Short exercise:
Reproduce the data exactly.

[Figure record listings]
-- -- --

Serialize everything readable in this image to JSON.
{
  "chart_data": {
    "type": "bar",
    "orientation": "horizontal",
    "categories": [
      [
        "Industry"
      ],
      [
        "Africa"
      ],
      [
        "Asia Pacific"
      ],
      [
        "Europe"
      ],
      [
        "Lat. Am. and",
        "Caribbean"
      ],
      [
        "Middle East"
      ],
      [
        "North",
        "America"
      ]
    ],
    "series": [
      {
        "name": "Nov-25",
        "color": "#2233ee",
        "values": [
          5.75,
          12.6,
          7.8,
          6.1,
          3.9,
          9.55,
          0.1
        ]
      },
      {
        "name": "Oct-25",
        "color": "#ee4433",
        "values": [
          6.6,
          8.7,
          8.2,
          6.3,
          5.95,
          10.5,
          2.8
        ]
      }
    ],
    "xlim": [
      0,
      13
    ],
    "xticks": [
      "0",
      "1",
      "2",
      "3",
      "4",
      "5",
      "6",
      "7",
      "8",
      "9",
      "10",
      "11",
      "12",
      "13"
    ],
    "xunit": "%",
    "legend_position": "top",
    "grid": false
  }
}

-- -- --

Written solution:
Serialize everything readable in this image to JSON.
{
  "chart_data": {
    "type": "bar",
    "orientation": "horizontal",
    "categories": [
      [
        "Industry"
      ],
      [
        "Africa"
      ],
      [
        "Asia Pacific"
      ],
      [
        "Europe"
      ],
      [
        "Lat. Am. and",
        "Caribbean"
      ],
      [
        "Middle East"
      ],
      [
        "North",
        "America"
      ]
    ],
    "series": [
      {
        "name": "Nov-25",
        "color": "#2233ee",
        "values": [
          5.75,
          12.6,
          7.8,
          6.1,
          3.9,
          9.55,
          0.1
        ]
      },
      {
        "name": "Oct-25",
        "color": "#ee4433",
        "values": [
          6.6,
          8.7,
          8.2,
          6.3,
          5.95,
          10.5,
          2.8
        ]
      }
    ],
    "xlim": [
      0,
      13
    ],
    "xticks": [
      "0",
      "1",
      "2",
      "3",
      "4",
      "5",
      "6",
      "7",
      "8",
      "9",
      "10",
      "11",
      "12",
      "13"
    ],
    "xunit": "%",
    "legend_position": "top",
    "grid": false
  }
}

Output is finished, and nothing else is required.